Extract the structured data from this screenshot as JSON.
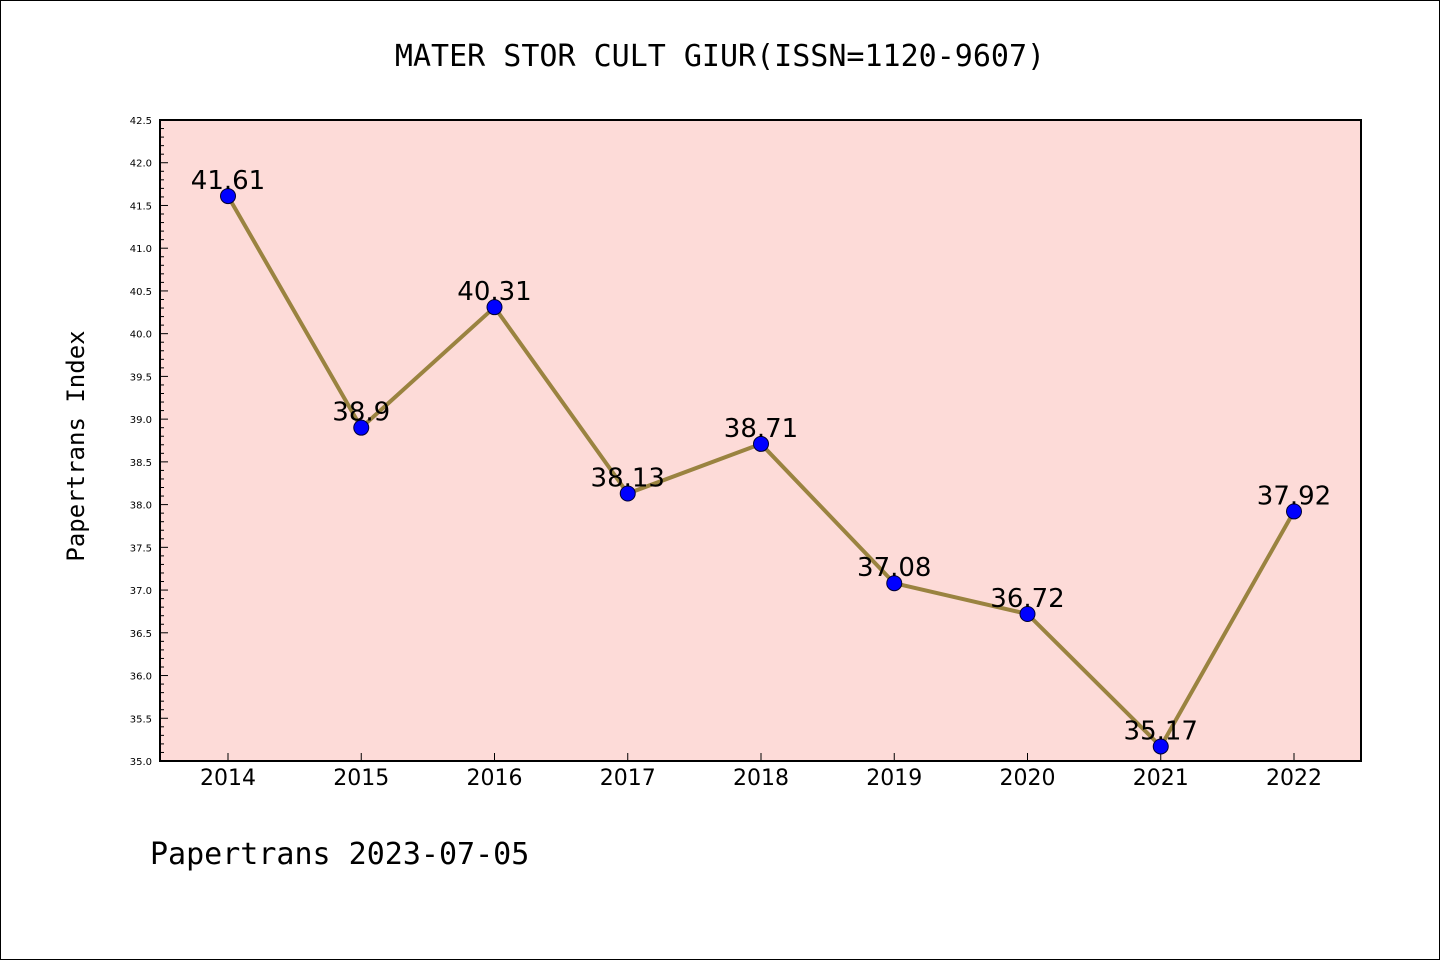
{
  "chart_data": {
    "type": "line",
    "title": "MATER STOR CULT GIUR(ISSN=1120-9607)",
    "ylabel": "Papertrans Index",
    "xlabel": "",
    "footer": "Papertrans 2023-07-05",
    "x": [
      "2014",
      "2015",
      "2016",
      "2017",
      "2018",
      "2019",
      "2020",
      "2021",
      "2022"
    ],
    "series": [
      {
        "values": [
          41.61,
          38.9,
          40.31,
          38.13,
          38.71,
          37.08,
          36.72,
          35.17,
          37.92
        ],
        "labels": [
          "41.61",
          "38.9",
          "40.31",
          "38.13",
          "38.71",
          "37.08",
          "36.72",
          "35.17",
          "37.92"
        ]
      }
    ],
    "ylim": [
      35.0,
      42.5
    ],
    "yticks": [
      "35.0",
      "35.5",
      "36.0",
      "36.5",
      "37.0",
      "37.5",
      "38.0",
      "38.5",
      "39.0",
      "39.5",
      "40.0",
      "40.5",
      "41.0",
      "41.5",
      "42.0",
      "42.5"
    ],
    "grid": false,
    "legend": "none",
    "colors": {
      "plot_background": "#fddbd8",
      "line": "#9a8340",
      "marker": "#0000ff"
    }
  }
}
§ §
The request:
Quote the data above in full and without alteration; skip the pictures.

Reply:
Extract the structured data from this screenshot as JSON.
{
  "chart_data": {
    "type": "line",
    "title": "MATER STOR CULT GIUR(ISSN=1120-9607)",
    "ylabel": "Papertrans Index",
    "xlabel": "",
    "footer": "Papertrans 2023-07-05",
    "x": [
      "2014",
      "2015",
      "2016",
      "2017",
      "2018",
      "2019",
      "2020",
      "2021",
      "2022"
    ],
    "series": [
      {
        "values": [
          41.61,
          38.9,
          40.31,
          38.13,
          38.71,
          37.08,
          36.72,
          35.17,
          37.92
        ],
        "labels": [
          "41.61",
          "38.9",
          "40.31",
          "38.13",
          "38.71",
          "37.08",
          "36.72",
          "35.17",
          "37.92"
        ]
      }
    ],
    "ylim": [
      35.0,
      42.5
    ],
    "yticks": [
      "35.0",
      "35.5",
      "36.0",
      "36.5",
      "37.0",
      "37.5",
      "38.0",
      "38.5",
      "39.0",
      "39.5",
      "40.0",
      "40.5",
      "41.0",
      "41.5",
      "42.0",
      "42.5"
    ],
    "grid": false,
    "legend": "none",
    "colors": {
      "plot_background": "#fddbd8",
      "line": "#9a8340",
      "marker": "#0000ff"
    }
  }
}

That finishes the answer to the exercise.